__Problem requirements__. Please set out everything from the start of the material down to the line containing "The sealing jaw 75 is at (307, 228).", inclusive, as a Markdown table with the columns "Row" and "Entry." Number each line, skip blank lines, and leave out any pictures.

------------------------

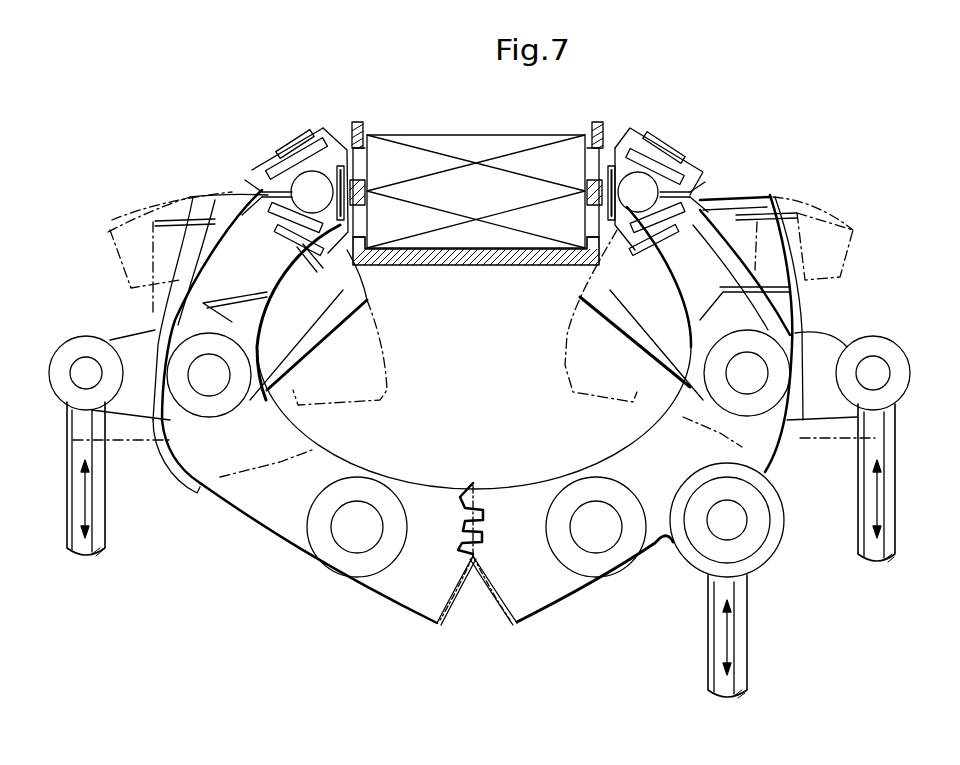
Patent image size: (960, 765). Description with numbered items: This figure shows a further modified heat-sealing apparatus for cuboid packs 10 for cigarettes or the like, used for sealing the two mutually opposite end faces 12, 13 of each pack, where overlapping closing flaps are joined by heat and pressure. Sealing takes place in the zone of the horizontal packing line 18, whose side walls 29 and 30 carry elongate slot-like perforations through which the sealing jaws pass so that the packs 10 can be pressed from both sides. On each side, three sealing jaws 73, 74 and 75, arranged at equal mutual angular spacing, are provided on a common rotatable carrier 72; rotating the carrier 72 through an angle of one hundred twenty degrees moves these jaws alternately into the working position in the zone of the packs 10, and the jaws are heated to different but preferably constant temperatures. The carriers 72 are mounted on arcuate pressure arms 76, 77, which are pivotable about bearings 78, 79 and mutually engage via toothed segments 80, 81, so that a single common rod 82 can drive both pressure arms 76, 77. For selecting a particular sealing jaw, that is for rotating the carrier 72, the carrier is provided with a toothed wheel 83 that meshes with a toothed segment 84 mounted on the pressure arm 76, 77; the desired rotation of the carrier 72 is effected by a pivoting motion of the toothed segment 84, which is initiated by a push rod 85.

The pack 10 is at (470, 133).
The end face 12 is at (368, 160).
The end face 13 is at (584, 160).
The packing line 18 is at (478, 266).
The side wall 29 is at (357, 121).
The side wall 30 is at (597, 121).
The rotatable carrier 72 is at (308, 186).
The sealing jaw 73 is at (328, 146).
The sealing jaw 74 is at (312, 143).
The sealing jaw 75 is at (307, 228).
The pressure arm 76 is at (290, 522).
The pressure arm 77 is at (660, 540).
The bearing 78 is at (351, 574).
The bearing 79 is at (603, 574).
The toothed segment 80 is at (438, 624).
The toothed segment 81 is at (514, 623).
The rod 82 is at (740, 637).
The toothed wheel 83 is at (263, 186).
The toothed segment 84 is at (193, 196).
The push rod 85 is at (97, 525).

------------------------

__Complete output__.
| Row | Entry |
|---|---|
| 1 | Patent image size: (960, 765). Description with numbered items: This figure shows a further modified heat-sealing apparatus for cuboid packs 10 for cigarettes or the like, used for sealing the two mutually opposite end faces 12, 13 of each pack, where overlapping closing flaps are joined by heat and pressure. Sealing takes place in the zone of the horizontal packing line 18, whose side walls 29 and 30 carry elongate slot-like perforations through which the sealing jaws pass so that the packs 10 can be pressed from both sides. On each side, three sealing jaws 73, 74 and 75, arranged at equal mutual angular spacing, are provided on a common rotatable carrier 72; rotating the carrier 72 through an angle of one hundred twenty degrees moves these jaws alternately into the working position in the zone of the packs 10, and the jaws are heated to different but preferably constant temperatures. The carriers 72 are mounted on arcuate pressure arms 76, 77, which are pivotable about bearings 78, 79 and mutually engage via toothed segments 80, 81, so that a single common rod 82 can drive both pressure arms 76, 77. For selecting a particular sealing jaw, that is for rotating the carrier 72, the carrier is provided with a toothed wheel 83 that meshes with a toothed segment 84 mounted on the pressure arm 76, 77; the desired rotation of the carrier 72 is effected by a pivoting motion of the toothed segment 84, which is initiated by a push rod 85. |
| 2 | The pack 10 is at (470, 133). |
| 3 | The end face 12 is at (368, 160). |
| 4 | The end face 13 is at (584, 160). |
| 5 | The packing line 18 is at (478, 266). |
| 6 | The side wall 29 is at (357, 121). |
| 7 | The side wall 30 is at (597, 121). |
| 8 | The rotatable carrier 72 is at (308, 186). |
| 9 | The sealing jaw 73 is at (328, 146). |
| 10 | The sealing jaw 74 is at (312, 143). |
| 11 | The sealing jaw 75 is at (307, 228). |